▸ **ESERCIZI**
1. Che cosa si deve fare delle Province, secondo il brano?
2. Rinomina "carbonio α" in "carbonio alfa" nell'elenco, dall'inizio fino alla riga con "Text: Step [1].: Step" inclusa. Riporta soltanto queste righe, senza cambiare nient'altro.

▸ **BRANO**
++++++++

14/07/2011
Tale analisi complessiva ed unitaria a me non è nota, tuttavia alcuni
interventi ritengo che siano in ogni caso ragionevoli:
1) Le Province
devono essere eliminate
e numerosi Enti potrebbero essere
accorpati. Più o meno tutti
condividono tali interventi ma, concretamente, nulla è stato definito; si è
assistito solo a qualche timido tentativo. Su molte tematiche le competenze istituzionali sono in parte
sovrapposte e qualche volta addirittura coincidenti. La mia esperienza diretta,
la più recente, è nel campo ambientale, dove ho potuto constatare che la
realizzazione di complesse e sofisticate opere di ingegneria risultava più
semplice dell’acquisizione dei pareri e delle autorizzazioni necessarie per
eseguirle: una lunga lista di indirizzi (con il concreto rischio di
dimenticarne qualcuno)!
Deve essere chiaro al riguardo che tali
eliminazioni e accorpamenti non devono comportare il licenziamento dei
dipendenti o il loro trasferimento territoriale, bensì la valorizzazione
e l’ottimizzazione del loro impiego. D’altronde Regioni e Comuni spesso
lamentano “carenze” di personale e competenze per l’acquisizione delle
quali, frequentemente (troppo frequentemente), ricorrono a supporti e
consulenze esterne. Con tali interventi, oltre che eliminare numerose
“poltrone”, si perverrebbe ad uno snellimento delle procedure
burocratiche con evidenti benefici per la produttività delle imprese e
per i cittadini in genere.
2) Il
Premier ha più volte parlato dell’esigenza di una riduzione dei parlamentari,
oggi in numero assolute incongruo, sia a livello nazionale che regionali e
comunali, se rapportato al numero degli abitanti e confrontato con quello degli
altri paesi europei. Sul sito della camera è visibile la retribuzione dei
parlamentari: risulta più o meno chiaro quanto “guadagnano” ma non è
altrettanto chiaro quanto “ci costano”.

++++++++

▸ **ELENCO FORNITO**
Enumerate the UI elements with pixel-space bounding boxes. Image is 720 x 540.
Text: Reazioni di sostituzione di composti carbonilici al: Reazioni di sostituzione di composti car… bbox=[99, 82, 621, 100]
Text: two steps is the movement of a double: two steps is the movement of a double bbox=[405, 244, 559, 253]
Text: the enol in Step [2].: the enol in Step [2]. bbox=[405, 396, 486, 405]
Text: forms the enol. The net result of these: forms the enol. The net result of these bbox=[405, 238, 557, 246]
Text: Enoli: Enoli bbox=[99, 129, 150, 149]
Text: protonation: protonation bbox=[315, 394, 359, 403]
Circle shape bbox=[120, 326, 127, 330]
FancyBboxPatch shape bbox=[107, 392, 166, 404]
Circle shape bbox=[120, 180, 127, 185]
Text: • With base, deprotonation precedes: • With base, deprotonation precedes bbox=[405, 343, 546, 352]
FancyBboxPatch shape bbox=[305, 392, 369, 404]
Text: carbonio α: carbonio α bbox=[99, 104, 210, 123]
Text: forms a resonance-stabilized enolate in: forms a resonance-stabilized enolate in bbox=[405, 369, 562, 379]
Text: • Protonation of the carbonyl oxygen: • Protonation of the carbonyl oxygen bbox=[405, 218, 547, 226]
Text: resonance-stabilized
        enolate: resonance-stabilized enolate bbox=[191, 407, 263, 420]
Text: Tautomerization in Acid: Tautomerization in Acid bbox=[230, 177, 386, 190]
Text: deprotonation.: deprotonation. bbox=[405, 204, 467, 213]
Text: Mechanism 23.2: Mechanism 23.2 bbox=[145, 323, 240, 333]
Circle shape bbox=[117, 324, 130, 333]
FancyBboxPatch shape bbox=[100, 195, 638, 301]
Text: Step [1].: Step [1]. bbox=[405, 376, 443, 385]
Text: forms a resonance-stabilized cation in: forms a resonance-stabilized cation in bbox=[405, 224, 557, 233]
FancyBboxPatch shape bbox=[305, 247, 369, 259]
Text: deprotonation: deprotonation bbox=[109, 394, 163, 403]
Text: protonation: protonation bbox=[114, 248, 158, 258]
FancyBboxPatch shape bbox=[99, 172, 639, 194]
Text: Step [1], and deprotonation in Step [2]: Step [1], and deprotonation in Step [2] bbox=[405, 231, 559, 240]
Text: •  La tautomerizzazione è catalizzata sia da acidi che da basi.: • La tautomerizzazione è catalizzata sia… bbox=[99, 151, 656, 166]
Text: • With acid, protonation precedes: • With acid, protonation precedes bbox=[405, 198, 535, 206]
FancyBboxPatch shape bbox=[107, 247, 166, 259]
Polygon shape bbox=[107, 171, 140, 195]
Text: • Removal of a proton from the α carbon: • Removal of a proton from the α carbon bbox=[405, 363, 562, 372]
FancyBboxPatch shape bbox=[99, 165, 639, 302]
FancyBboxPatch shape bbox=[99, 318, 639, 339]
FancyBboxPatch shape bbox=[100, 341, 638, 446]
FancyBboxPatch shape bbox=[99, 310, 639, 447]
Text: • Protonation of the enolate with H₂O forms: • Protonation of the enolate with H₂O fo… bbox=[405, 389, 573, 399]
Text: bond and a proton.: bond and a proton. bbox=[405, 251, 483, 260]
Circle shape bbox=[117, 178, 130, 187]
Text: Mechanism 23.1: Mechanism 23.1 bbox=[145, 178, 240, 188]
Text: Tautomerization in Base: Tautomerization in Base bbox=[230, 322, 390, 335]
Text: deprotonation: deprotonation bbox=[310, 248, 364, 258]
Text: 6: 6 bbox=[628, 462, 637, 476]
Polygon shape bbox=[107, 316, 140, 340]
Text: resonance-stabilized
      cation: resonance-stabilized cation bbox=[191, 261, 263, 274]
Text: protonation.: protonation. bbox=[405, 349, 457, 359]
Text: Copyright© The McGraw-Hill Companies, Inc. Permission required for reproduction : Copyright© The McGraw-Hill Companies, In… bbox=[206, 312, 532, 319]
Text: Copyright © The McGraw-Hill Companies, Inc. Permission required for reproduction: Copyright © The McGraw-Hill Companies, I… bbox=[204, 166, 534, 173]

++++++++

▸ **SOLUZIONI**
1. Le Province devono essere eliminate.

2.
Enumerate the UI elements with pixel-space bounding boxes. Image is 720 x 540.
Text: Reazioni di sostituzione di composti carbonilici al: Reazioni di sostituzione di composti car… bbox=[99, 82, 621, 100]
Text: two steps is the movement of a double: two steps is the movement of a double bbox=[405, 244, 559, 253]
Text: the enol in Step [2].: the enol in Step [2]. bbox=[405, 396, 486, 405]
Text: forms the enol. The net result of these: forms the enol. The net result of these bbox=[405, 238, 557, 246]
Text: Enoli: Enoli bbox=[99, 129, 150, 149]
Text: protonation: protonation bbox=[315, 394, 359, 403]
Circle shape bbox=[120, 326, 127, 330]
FancyBboxPatch shape bbox=[107, 392, 166, 404]
Circle shape bbox=[120, 180, 127, 185]
Text: • With base, deprotonation precedes: • With base, deprotonation precedes bbox=[405, 343, 546, 352]
FancyBboxPatch shape bbox=[305, 392, 369, 404]
Text: carbonio alfa: carbonio alfa bbox=[99, 104, 210, 123]
Text: forms a resonance-stabilized enolate in: forms a resonance-stabilized enolate in bbox=[405, 369, 562, 379]
Text: • Protonation of the carbonyl oxygen: • Protonation of the carbonyl oxygen bbox=[405, 218, 547, 226]
Text: resonance-stabilized
        enolate: resonance-stabilized enolate bbox=[191, 407, 263, 420]
Text: Tautomerization in Acid: Tautomerization in Acid bbox=[230, 177, 386, 190]
Text: deprotonation.: deprotonation. bbox=[405, 204, 467, 213]
Text: Mechanism 23.2: Mechanism 23.2 bbox=[145, 323, 240, 333]
Circle shape bbox=[117, 324, 130, 333]
FancyBboxPatch shape bbox=[100, 195, 638, 301]
Text: Step [1].: Step [1]. bbox=[405, 376, 443, 385]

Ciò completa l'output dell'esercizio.